DO THIS:
Go to the line containing "What does this" below; retype it and all following lines exactly, and leave out the pictures.
┌──
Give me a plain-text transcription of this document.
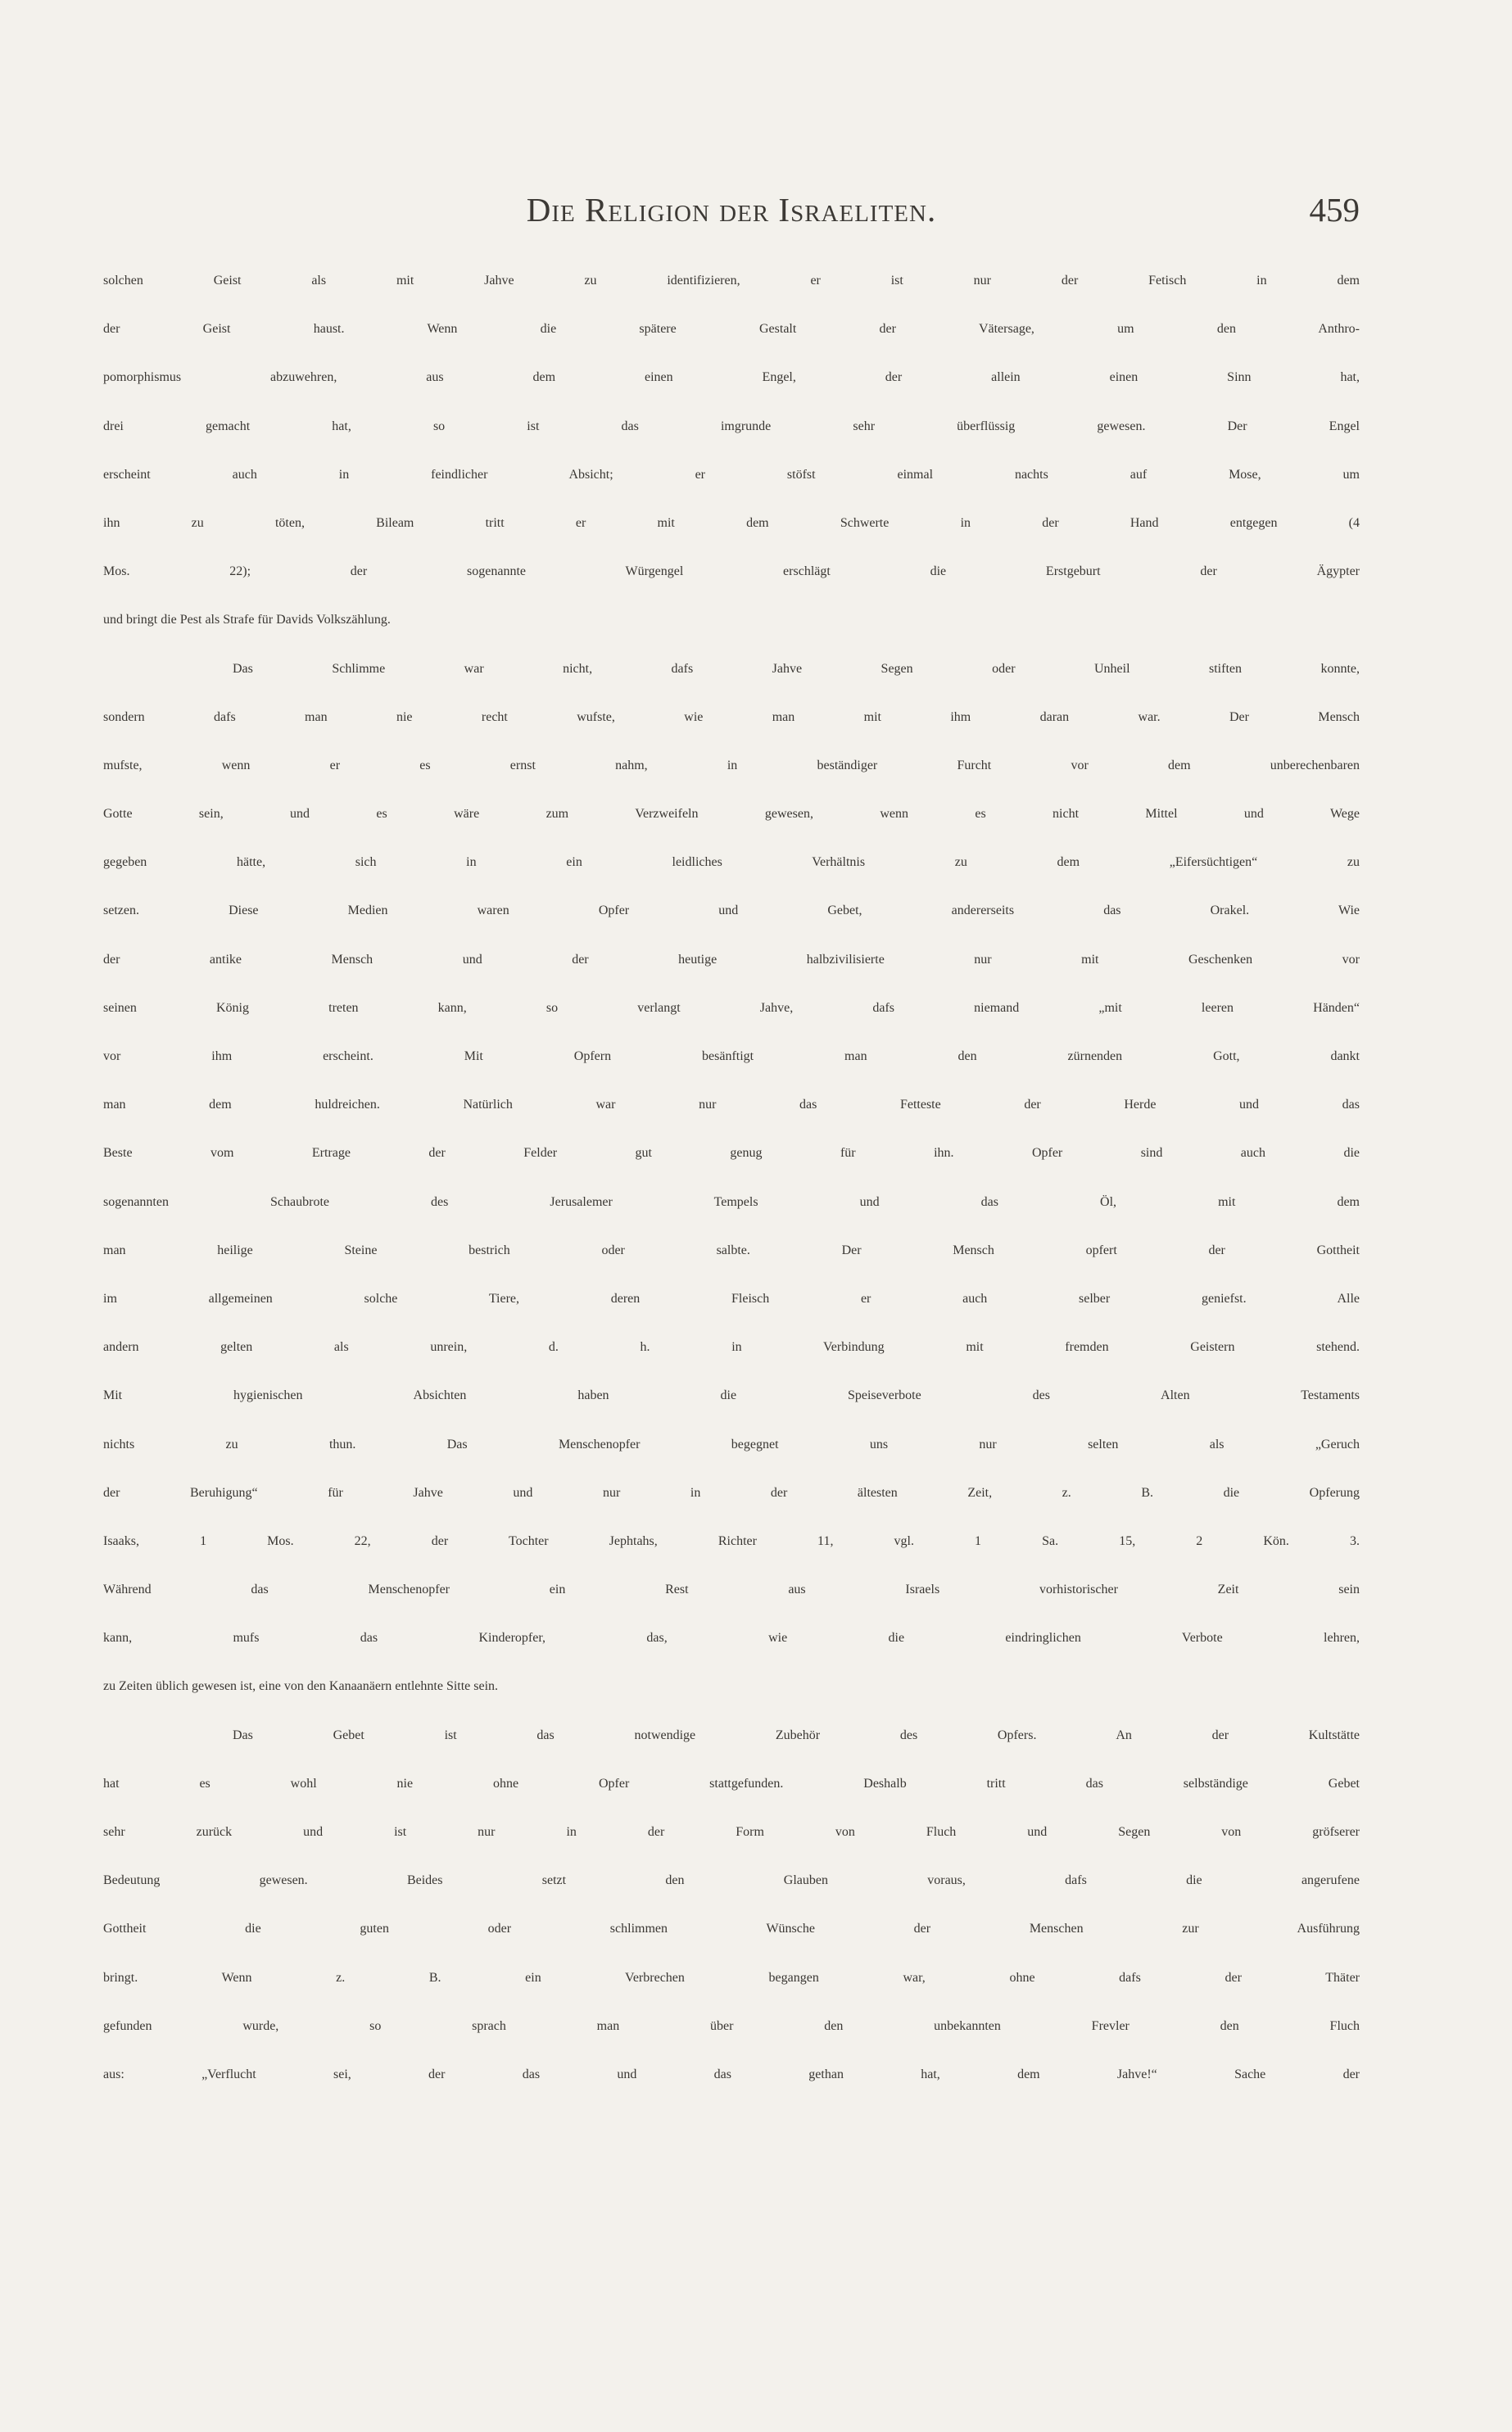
Die Religion der Israeliten.	459
solchen Geist als mit Jahve zu identifizieren, er ist nur der Fetisch in dem
der Geist haust. Wenn die spätere Gestalt der Vätersage, um den Anthro-
pomorphismus abzuwehren, aus dem einen Engel, der allein einen Sinn hat,
drei gemacht hat, so ist das imgrunde sehr überflüssig gewesen. Der Engel
erscheint auch in feindlicher Absicht; er stöfst einmal nachts auf Mose, um
ihn zu töten, Bileam tritt er mit dem Schwerte in der Hand entgegen (4
Mos. 22); der sogenannte Würgengel erschlägt die Erstgeburt der Ägypter
und bringt die Pest als Strafe für Davids Volkszählung.
Das Schlimme war nicht, dafs Jahve Segen oder Unheil stiften konnte,
sondern dafs man nie recht wufste, wie man mit ihm daran war. Der Mensch
mufste, wenn er es ernst nahm, in beständiger Furcht vor dem unberechenbaren
Gotte sein, und es wäre zum Verzweifeln gewesen, wenn es nicht Mittel und Wege
gegeben hätte, sich in ein leidliches Verhältnis zu dem „Eifersüchtigen“ zu
setzen. Diese Medien waren Opfer und Gebet, andererseits das Orakel. Wie
der antike Mensch und der heutige halbzivilisierte nur mit Geschenken vor
seinen König treten kann, so verlangt Jahve, dafs niemand „mit leeren Händen“
vor ihm erscheint. Mit Opfern besänftigt man den zürnenden Gott, dankt
man dem huldreichen. Natürlich war nur das Fetteste der Herde und das
Beste vom Ertrage der Felder gut genug für ihn. Opfer sind auch die
sogenannten Schaubrote des Jerusalemer Tempels und das Öl, mit dem
man heilige Steine bestrich oder salbte. Der Mensch opfert der Gottheit
im allgemeinen solche Tiere, deren Fleisch er auch selber geniefst. Alle
andern gelten als unrein, d. h. in Verbindung mit fremden Geistern stehend.
Mit hygienischen Absichten haben die Speiseverbote des Alten Testaments
nichts zu thun. Das Menschenopfer begegnet uns nur selten als „Geruch
der Beruhigung“ für Jahve und nur in der ältesten Zeit, z. B. die Opferung
Isaaks, 1 Mos. 22, der Tochter Jephtahs, Richter 11, vgl. 1 Sa. 15, 2 Kön. 3.
Während das Menschenopfer ein Rest aus Israels vorhistorischer Zeit sein
kann, mufs das Kinderopfer, das, wie die eindringlichen Verbote lehren,
zu Zeiten üblich gewesen ist, eine von den Kanaanäern entlehnte Sitte sein.
Das Gebet ist das notwendige Zubehör des Opfers. An der Kultstätte
hat es wohl nie ohne Opfer stattgefunden. Deshalb tritt das selbständige Gebet
sehr zurück und ist nur in der Form von Fluch und Segen von gröfserer
Bedeutung gewesen. Beides setzt den Glauben voraus, dafs die angerufene
Gottheit die guten oder schlimmen Wünsche der Menschen zur Ausführung
bringt. Wenn z. B. ein Verbrechen begangen war, ohne dafs der Thäter
gefunden wurde, so sprach man über den unbekannten Frevler den Fluch
aus: „Verflucht sei, der das und das gethan hat, dem Jahve!“ Sache der
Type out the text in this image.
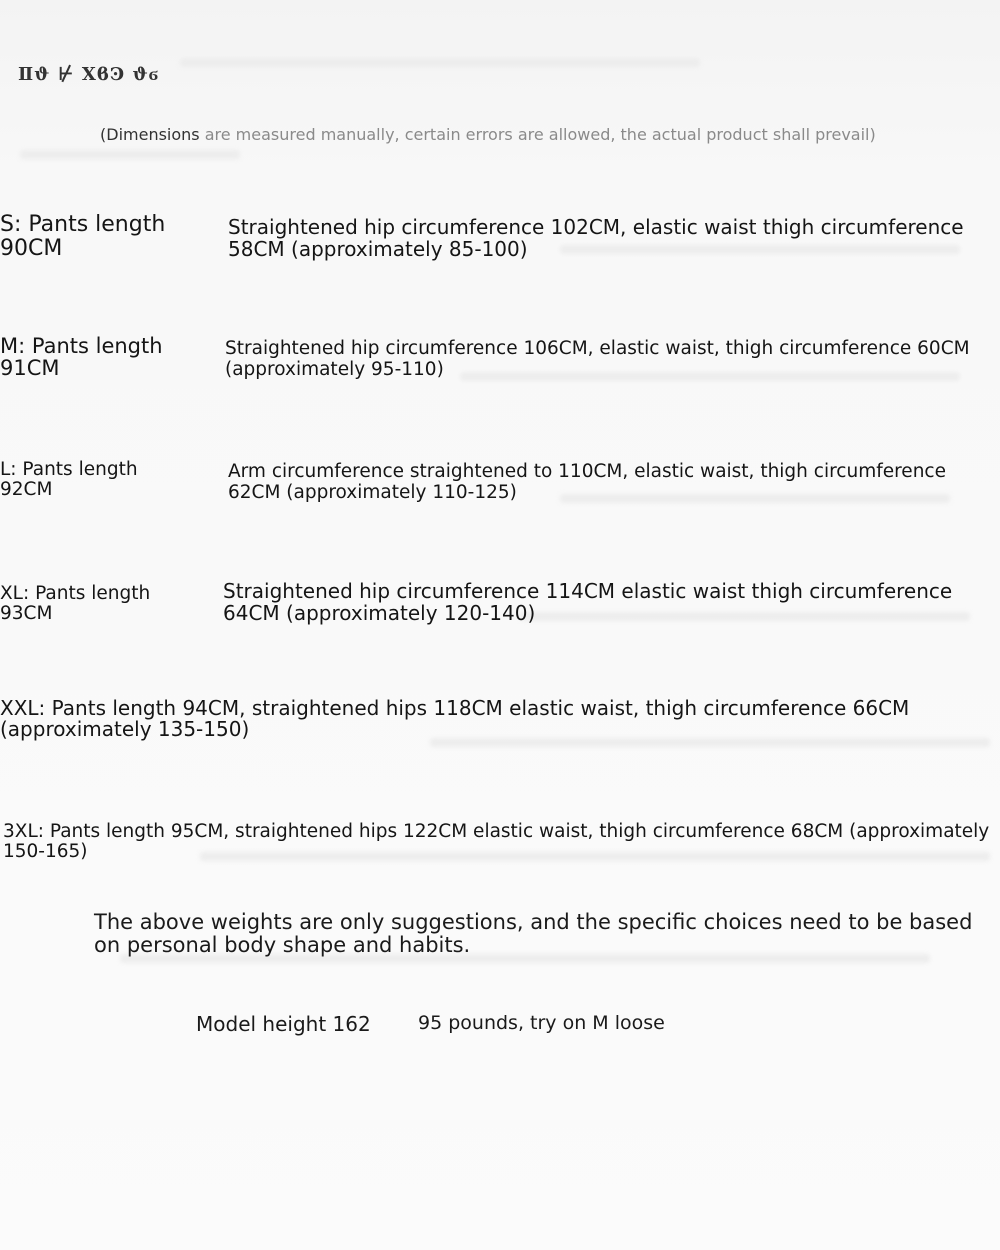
Ⅱϑ ⊬ ⅩϐϿ ϑϭ
(Dimensions are measured manually, certain errors are allowed, the actual product shall prevail)
S: Pants length 90CM
Straightened hip circumference 102CM, elastic waist thigh circumference 58CM (approximately 85-100)
M: Pants length 91CM
Straightened hip circumference 106CM, elastic waist, thigh circumference 60CM (approximately 95-110)
L: Pants length 92CM
Arm circumference straightened to 110CM, elastic waist, thigh circumference 62CM (approximately 110-125)
XL: Pants length 93CM
Straightened hip circumference 114CM elastic waist thigh circumference 64CM (approximately 120-140)
XXL: Pants length 94CM, straightened hips 118CM elastic waist, thigh circumference 66CM (approximately 135-150)
3XL: Pants length 95CM, straightened hips 122CM elastic waist, thigh circumference 68CM (approximately 150-165)
The above weights are only suggestions, and the specific choices need to be based on personal body shape and habits.
Model height 162 95 pounds, try on M loose
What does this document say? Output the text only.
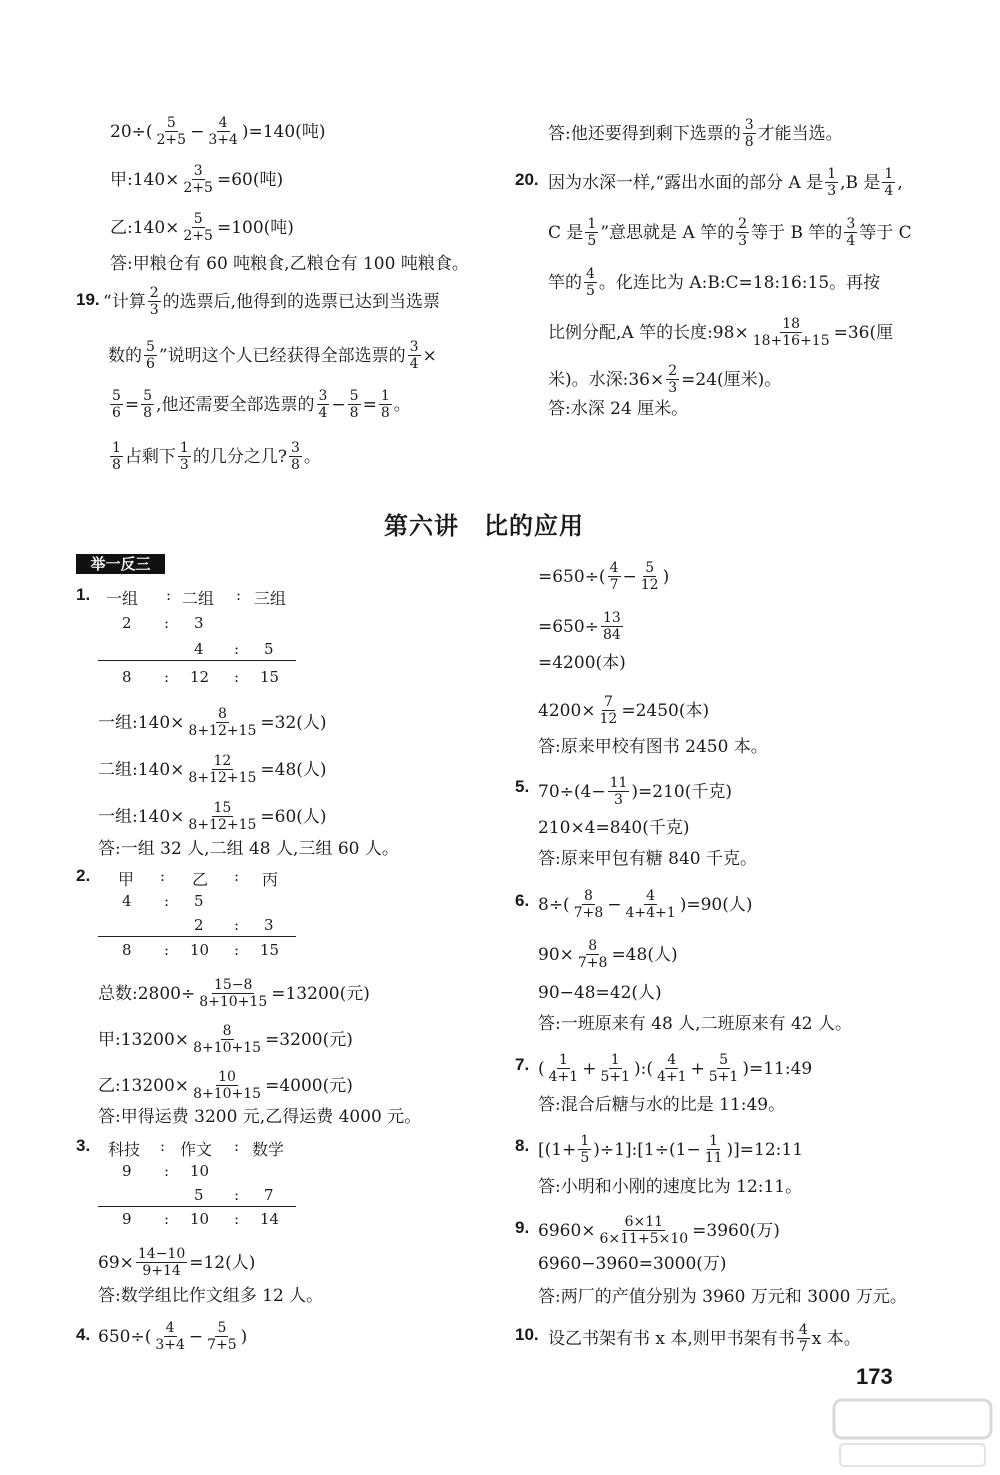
$20\div( \frac{5}{2+5} - \frac{4}{3+4} )=140$(吨)
甲:140× $\frac{3}{2+5} =60$(吨)
乙:140× $\frac{5}{2+5} =100$(吨)
答:甲粮仓有 60 吨粮食,乙粮仓有 100 吨粮食。
19. “计算 $\frac{2}{3}$ 的选票后,他得到的选票已达到当选票
数的 $\frac{5}{6}$ ”说明这个人已经获得全部选票的 $\frac{3}{4}$ ×
$\frac{5}{6} = \frac{5}{8}$ ,他还需要全部选票的 $\frac{3}{4} - \frac{5}{8} = \frac{1}{8}$ 。
$\frac{1}{8}$ 占剩下 $\frac{1}{3}$ 的几分之几? $\frac{3}{8}$ 。
答:他还要得到剩下选票的 $\frac{3}{8}$ 才能当选。
20. 因为水深一样,“露出水面的部分 A 是 $\frac{1}{3} ,B$ 是 $\frac{1}{4}$ ,
C 是 $\frac{1}{5}$ ”意思就是 A 竿的 $\frac{2}{3}$ 等于 B 竿的 $\frac{3}{4}$ 等于 C
竿的 $\frac{4}{5}$ 。化连比为 A:B:C=18:16:15。再按
比例分配,A 竿的长度:98× $\frac{18}{18+16+15} =36$(厘
米)。水深:36× $\frac{2}{3} =24$(厘米)。
答:水深 24 厘米。
第六讲　比的应用
举一反三
1. 一组 : 二组 : 三组
2 : 3
4 : 5
8 : 12 : 15
一组:140× $\frac{8}{8+12+15} =32$(人)
二组:140× $\frac{12}{8+12+15} =48$(人)
一组:140× $\frac{15}{8+12+15} =60$(人)
答:一组 32 人,二组 48 人,三组 60 人。
2. 甲 : 乙 : 丙
4 : 5
2 : 3
8 : 10 : 15
总数:2800÷ $\frac{15-8}{8+10+15} =13200$(元)
甲:13200× $\frac{8}{8+10+15} =3200$(元)
乙:13200× $\frac{10}{8+10+15} =4000$(元)
答:甲得运费 3200 元,乙得运费 4000 元。
3. 科技 : 作文 : 数学
9 : 10
5 : 7
9 : 10 : 14
$69\times \frac{14-10}{9+14} =12$(人)
答:数学组比作文组多 12 人。
4. $650\div( \frac{4}{3+4} - \frac{5}{7+5}$ )
$=650\div( \frac{4}{7} - \frac{5}{12}$ )
$=650\div \frac{13}{84}$
=4200(本)
$4200\times \frac{7}{12} =2450$(本)
答:原来甲校有图书 2450 本。
5. $70\div(4- \frac{11}{3} )=210$(千克)
210×4=840(千克)
答:原来甲包有糖 840 千克。
6. $8\div( \frac{8}{7+8} - \frac{4}{4+4+1} )=90$(人)
$90\times \frac{8}{7+8} =48$(人)
90−48=42(人)
答:一班原来有 48 人,二班原来有 42 人。
7. ( $\frac{1}{4+1} + \frac{1}{5+1}$ ):( $\frac{4}{4+1} + \frac{5}{5+1}$ )=11:49
答:混合后糖与水的比是 11:49。
8. [($1+ \frac{1}{5}$ )÷1]:[1÷(1− $\frac{1}{11}$ )]=12:11
答:小明和小刚的速度比为 12:11。
9. $6960\times \frac{6\times 11}{6\times 11+5\times 10} =3960$(万)
6960−3960=3000(万)
答:两厂的产值分别为 3960 万元和 3000 万元。
10. 设乙书架有书 x 本,则甲书架有书 $\frac{4}{7}$ x 本。
173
└──
OUTPUT OF THE TASK:
What does this document say? Output the text only.
$20\div( \frac{5}{2+5} - \frac{4}{3+4} )=140$(吨)
甲:140× $\frac{3}{2+5} =60$(吨)
乙:140× $\frac{5}{2+5} =100$(吨)
答:甲粮仓有 60 吨粮食,乙粮仓有 100 吨粮食。
19. “计算 $\frac{2}{3}$ 的选票后,他得到的选票已达到当选票
数的 $\frac{5}{6}$ ”说明这个人已经获得全部选票的 $\frac{3}{4}$ ×
$\frac{5}{6} = \frac{5}{8}$ ,他还需要全部选票的 $\frac{3}{4} - \frac{5}{8} = \frac{1}{8}$ 。
$\frac{1}{8}$ 占剩下 $\frac{1}{3}$ 的几分之几? $\frac{3}{8}$ 。
答:他还要得到剩下选票的 $\frac{3}{8}$ 才能当选。
20. 因为水深一样,“露出水面的部分 A 是 $\frac{1}{3} ,B$ 是 $\frac{1}{4}$ ,
C 是 $\frac{1}{5}$ ”意思就是 A 竿的 $\frac{2}{3}$ 等于 B 竿的 $\frac{3}{4}$ 等于 C
竿的 $\frac{4}{5}$ 。化连比为 A:B:C=18:16:15。再按
比例分配,A 竿的长度:98× $\frac{18}{18+16+15} =36$(厘
米)。水深:36× $\frac{2}{3} =24$(厘米)。
答:水深 24 厘米。
第六讲　比的应用
举一反三
1. 一组 : 二组 : 三组
2 : 3
4 : 5
8 : 12 : 15
一组:140× $\frac{8}{8+12+15} =32$(人)
二组:140× $\frac{12}{8+12+15} =48$(人)
一组:140× $\frac{15}{8+12+15} =60$(人)
答:一组 32 人,二组 48 人,三组 60 人。
2. 甲 : 乙 : 丙
4 : 5
2 : 3
8 : 10 : 15
总数:2800÷ $\frac{15-8}{8+10+15} =13200$(元)
甲:13200× $\frac{8}{8+10+15} =3200$(元)
乙:13200× $\frac{10}{8+10+15} =4000$(元)
答:甲得运费 3200 元,乙得运费 4000 元。
3. 科技 : 作文 : 数学
9 : 10
5 : 7
9 : 10 : 14
$69\times \frac{14-10}{9+14} =12$(人)
答:数学组比作文组多 12 人。
4. $650\div( \frac{4}{3+4} - \frac{5}{7+5}$ )
$=650\div( \frac{4}{7} - \frac{5}{12}$ )
$=650\div \frac{13}{84}$
=4200(本)
$4200\times \frac{7}{12} =2450$(本)
答:原来甲校有图书 2450 本。
5. $70\div(4- \frac{11}{3} )=210$(千克)
210×4=840(千克)
答:原来甲包有糖 840 千克。
6. $8\div( \frac{8}{7+8} - \frac{4}{4+4+1} )=90$(人)
$90\times \frac{8}{7+8} =48$(人)
90−48=42(人)
答:一班原来有 48 人,二班原来有 42 人。
7. ( $\frac{1}{4+1} + \frac{1}{5+1}$ ):( $\frac{4}{4+1} + \frac{5}{5+1}$ )=11:49
答:混合后糖与水的比是 11:49。
8. [($1+ \frac{1}{5}$ )÷1]:[1÷(1− $\frac{1}{11}$ )]=12:11
答:小明和小刚的速度比为 12:11。
9. $6960\times \frac{6\times 11}{6\times 11+5\times 10} =3960$(万)
6960−3960=3000(万)
答:两厂的产值分别为 3960 万元和 3000 万元。
10. 设乙书架有书 x 本,则甲书架有书 $\frac{4}{7}$ x 本。
173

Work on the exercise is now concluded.